Gunner Records / VÖ: 6. Oktober 2023 / Punk
neatmentals.com
Text: David Spring
Der Punkrock hat ja bekanntlich seine Ursprünge in den Untergründen Grossbritanniens. Und auch die USA hat die eine oder andere wegweisende Gruppe an verwahrlosten Teens, die drei Akkorde runterschrammeln, hervorgebracht. Doch der Punk hat eine neue Heimat! Nirgendwo schiessen derzeit so viele neue, fantastische Gruppen wie Pilze aus den verranzten Übungskellerwänden, wie im grossen Kanton Deutschland. So zum Beispiel Neat Mentals aus Stuttgart, die nun mit «Wasteland» ihre neuste Platte am Start haben.

Quelldaten:

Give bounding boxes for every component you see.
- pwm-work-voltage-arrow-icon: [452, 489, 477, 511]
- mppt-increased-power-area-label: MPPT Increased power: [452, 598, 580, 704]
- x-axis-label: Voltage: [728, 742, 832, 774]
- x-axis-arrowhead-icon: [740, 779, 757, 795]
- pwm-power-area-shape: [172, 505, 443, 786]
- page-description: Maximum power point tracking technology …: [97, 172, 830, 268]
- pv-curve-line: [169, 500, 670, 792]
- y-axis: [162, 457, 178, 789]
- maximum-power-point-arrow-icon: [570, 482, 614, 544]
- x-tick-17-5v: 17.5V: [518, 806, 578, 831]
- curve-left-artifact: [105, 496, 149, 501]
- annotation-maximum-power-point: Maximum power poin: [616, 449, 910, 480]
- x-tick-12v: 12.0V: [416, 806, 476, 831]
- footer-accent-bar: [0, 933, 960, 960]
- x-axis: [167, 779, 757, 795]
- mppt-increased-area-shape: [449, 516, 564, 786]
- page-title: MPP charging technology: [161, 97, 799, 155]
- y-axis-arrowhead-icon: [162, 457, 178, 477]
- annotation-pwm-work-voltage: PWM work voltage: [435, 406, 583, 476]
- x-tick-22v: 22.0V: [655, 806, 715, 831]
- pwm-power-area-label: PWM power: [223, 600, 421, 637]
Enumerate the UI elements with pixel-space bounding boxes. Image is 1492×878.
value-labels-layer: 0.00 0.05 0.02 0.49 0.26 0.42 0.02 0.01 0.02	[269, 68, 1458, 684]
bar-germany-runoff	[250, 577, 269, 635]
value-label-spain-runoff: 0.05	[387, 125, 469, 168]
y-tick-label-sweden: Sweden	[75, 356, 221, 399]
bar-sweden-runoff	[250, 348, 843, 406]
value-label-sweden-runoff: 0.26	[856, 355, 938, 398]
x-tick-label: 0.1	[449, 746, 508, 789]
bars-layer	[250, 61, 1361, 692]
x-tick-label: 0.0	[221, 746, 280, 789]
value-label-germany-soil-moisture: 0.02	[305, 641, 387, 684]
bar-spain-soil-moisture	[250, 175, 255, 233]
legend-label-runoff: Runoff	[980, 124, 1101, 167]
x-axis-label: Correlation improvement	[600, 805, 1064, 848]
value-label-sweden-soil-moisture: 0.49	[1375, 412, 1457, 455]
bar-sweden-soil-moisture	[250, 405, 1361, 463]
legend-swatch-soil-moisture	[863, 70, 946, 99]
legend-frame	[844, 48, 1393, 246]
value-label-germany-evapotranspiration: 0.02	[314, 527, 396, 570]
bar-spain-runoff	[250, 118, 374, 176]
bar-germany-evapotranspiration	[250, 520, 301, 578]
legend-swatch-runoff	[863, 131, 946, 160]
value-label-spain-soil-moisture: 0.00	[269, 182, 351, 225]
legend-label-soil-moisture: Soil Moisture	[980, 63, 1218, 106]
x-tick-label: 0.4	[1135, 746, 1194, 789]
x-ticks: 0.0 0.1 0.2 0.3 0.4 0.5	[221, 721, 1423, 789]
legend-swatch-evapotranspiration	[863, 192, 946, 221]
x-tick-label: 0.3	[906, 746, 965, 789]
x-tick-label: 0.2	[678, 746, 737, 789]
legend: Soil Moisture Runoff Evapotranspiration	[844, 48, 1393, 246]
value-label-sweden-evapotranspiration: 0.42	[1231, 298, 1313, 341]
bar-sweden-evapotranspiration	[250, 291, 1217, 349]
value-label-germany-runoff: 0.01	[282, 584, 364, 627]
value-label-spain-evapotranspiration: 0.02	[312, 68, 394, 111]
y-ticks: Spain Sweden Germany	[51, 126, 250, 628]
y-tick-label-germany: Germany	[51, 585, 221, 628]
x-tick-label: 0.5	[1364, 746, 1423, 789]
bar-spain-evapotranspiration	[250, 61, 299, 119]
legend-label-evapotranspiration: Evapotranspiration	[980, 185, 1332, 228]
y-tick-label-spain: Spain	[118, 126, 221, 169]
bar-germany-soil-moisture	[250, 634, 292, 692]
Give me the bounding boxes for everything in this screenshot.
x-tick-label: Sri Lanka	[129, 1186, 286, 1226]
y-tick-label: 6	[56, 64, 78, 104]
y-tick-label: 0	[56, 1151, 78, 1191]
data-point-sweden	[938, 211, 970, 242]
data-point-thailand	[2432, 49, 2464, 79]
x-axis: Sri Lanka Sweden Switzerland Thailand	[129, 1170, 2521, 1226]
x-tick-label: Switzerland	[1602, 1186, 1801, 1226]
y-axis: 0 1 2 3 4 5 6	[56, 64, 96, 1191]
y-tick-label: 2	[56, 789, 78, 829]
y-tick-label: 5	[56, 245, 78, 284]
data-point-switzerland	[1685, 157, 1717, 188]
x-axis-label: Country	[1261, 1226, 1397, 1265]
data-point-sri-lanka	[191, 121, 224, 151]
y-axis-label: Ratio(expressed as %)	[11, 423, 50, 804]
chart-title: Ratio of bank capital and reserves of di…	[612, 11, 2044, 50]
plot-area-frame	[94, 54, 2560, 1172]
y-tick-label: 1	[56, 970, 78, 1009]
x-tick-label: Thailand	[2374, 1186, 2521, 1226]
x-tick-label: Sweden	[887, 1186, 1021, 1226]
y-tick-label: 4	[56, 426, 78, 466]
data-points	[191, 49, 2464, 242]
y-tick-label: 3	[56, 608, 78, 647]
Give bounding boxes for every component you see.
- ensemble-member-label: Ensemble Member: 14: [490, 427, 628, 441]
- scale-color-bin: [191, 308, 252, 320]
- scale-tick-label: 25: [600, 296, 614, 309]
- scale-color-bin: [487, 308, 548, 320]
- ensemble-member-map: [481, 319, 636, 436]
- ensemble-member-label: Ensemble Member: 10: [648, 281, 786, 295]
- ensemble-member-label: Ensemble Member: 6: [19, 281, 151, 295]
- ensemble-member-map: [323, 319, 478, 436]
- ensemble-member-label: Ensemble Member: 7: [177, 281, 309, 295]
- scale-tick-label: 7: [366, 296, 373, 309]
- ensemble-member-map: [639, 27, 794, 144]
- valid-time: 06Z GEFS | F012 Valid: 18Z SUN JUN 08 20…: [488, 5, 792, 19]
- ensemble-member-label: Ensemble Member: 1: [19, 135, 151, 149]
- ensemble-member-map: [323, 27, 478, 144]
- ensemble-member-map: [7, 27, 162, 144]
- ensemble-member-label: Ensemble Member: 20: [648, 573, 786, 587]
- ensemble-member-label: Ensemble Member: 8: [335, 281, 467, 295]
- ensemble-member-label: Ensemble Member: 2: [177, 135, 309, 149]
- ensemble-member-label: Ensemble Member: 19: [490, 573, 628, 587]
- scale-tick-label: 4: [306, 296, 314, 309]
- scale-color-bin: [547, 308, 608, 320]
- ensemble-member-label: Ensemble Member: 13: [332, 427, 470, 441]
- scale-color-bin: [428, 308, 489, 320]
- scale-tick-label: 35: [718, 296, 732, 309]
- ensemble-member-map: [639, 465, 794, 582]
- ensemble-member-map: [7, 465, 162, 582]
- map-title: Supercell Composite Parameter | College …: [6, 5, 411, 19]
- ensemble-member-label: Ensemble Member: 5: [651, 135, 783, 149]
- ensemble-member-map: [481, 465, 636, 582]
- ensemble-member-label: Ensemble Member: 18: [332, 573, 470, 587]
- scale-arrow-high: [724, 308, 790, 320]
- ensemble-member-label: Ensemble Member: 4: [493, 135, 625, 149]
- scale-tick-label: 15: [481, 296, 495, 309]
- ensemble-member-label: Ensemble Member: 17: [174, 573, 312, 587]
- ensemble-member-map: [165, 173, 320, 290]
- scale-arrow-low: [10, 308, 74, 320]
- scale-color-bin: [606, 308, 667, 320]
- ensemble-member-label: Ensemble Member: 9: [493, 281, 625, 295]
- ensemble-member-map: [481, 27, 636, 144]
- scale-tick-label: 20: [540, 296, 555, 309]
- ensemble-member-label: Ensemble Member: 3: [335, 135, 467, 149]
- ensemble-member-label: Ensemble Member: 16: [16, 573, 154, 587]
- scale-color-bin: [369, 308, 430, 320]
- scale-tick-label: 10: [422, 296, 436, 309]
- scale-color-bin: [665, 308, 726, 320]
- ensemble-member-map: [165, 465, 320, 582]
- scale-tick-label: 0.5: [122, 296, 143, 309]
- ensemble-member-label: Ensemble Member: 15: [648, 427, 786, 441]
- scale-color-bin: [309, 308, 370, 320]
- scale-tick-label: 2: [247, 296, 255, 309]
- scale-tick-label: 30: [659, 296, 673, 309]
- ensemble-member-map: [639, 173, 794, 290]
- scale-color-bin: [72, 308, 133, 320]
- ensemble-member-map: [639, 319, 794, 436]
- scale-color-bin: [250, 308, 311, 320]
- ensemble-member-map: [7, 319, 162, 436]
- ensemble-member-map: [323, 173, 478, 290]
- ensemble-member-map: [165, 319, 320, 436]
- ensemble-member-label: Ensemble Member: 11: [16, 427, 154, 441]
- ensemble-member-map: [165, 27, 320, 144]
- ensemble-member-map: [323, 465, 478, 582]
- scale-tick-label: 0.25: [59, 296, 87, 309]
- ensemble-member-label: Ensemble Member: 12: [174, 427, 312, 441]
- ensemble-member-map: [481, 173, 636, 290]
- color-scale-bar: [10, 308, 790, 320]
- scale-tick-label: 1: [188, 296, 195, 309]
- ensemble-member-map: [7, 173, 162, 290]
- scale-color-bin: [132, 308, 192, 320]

Deine Aufgaben:
1. Fasse im Text über Neat Mentals den Absatz, der mit „Der Punkrock hat ja bekanntlich“ beginnt, als kurze Liste zusammen und behalte die wichtigsten Fakten.
2. Stimmen diese Aussagen mit dem Text über Neat Mentals überein? Antworte jeweils mit Ja oder Nein und zitiere die entscheidenden Worte. (a) Neat Mentals kommen aus Stuttgart. (b) Die Ursprünge des Punkrocks liegen laut dem Text in den USA. (c) «Wasteland» erscheint am 6. Oktober 2023.
3. Schreib den Text über Neat Mentals nach seinem letzten Satz weiter.
Die Einträge stammen aus einer anderen Quelle.

Antworten nacheinander:
1.
- Ursprung des Punkrocks: der Untergrund Grossbritanniens
- Auch die USA haben wegweisende Gruppen hervorgebracht.
- Neue Heimat des Punk: Deutschland, wo derzeit besonders viele neue, fantastische Gruppen entstehen
- Beispiel: Neat Mentals aus Stuttgart mit der neuen Platte «Wasteland»

2.
(a) Ja: „So zum Beispiel Neat Mentals aus Stuttgart“
(b) Nein: „Der Punkrock hat ja bekanntlich seine Ursprünge in den Untergründen Grossbritanniens.“
(c) Ja: „VÖ: 6. Oktober 2023“

3.
«Punkrock, Melodycore, Indie und augenzwinkernde Querverweise Richtung Metal», so stehts geschrieben. Doch eigentlich sieht die Band ihren Sound schlicht als Rockmusik. Klingt vielversprechend, denn eine Band, die sich einen Deut um Genregrenzen schert, ist sympathisch. Der Opener «Nature» wartet erstmal mit einem ausgedehnten, stimmigen Intro auf, bevor die Gitarren reinknallen. Der Song überzeugt sofort, vom genialen ökopolitischen Text bis hin zu den äusserst eingängigen Melodien. Neat Mentals finden sich mit ihrem Sound irgendwo zwischen einer frühen Terrorgruppe, einer schrammligeren Version von NOFX oder den Adolescents und vielleicht Weezer auf Speed wieder. Melodie und Tempo sind die Aushängeschilder, vervollständigt durch sympathischen, englischsprachigen Gesang mit mal ernsten, mal witzigen Texten sowie unverschämt kompetente Instrumentierung.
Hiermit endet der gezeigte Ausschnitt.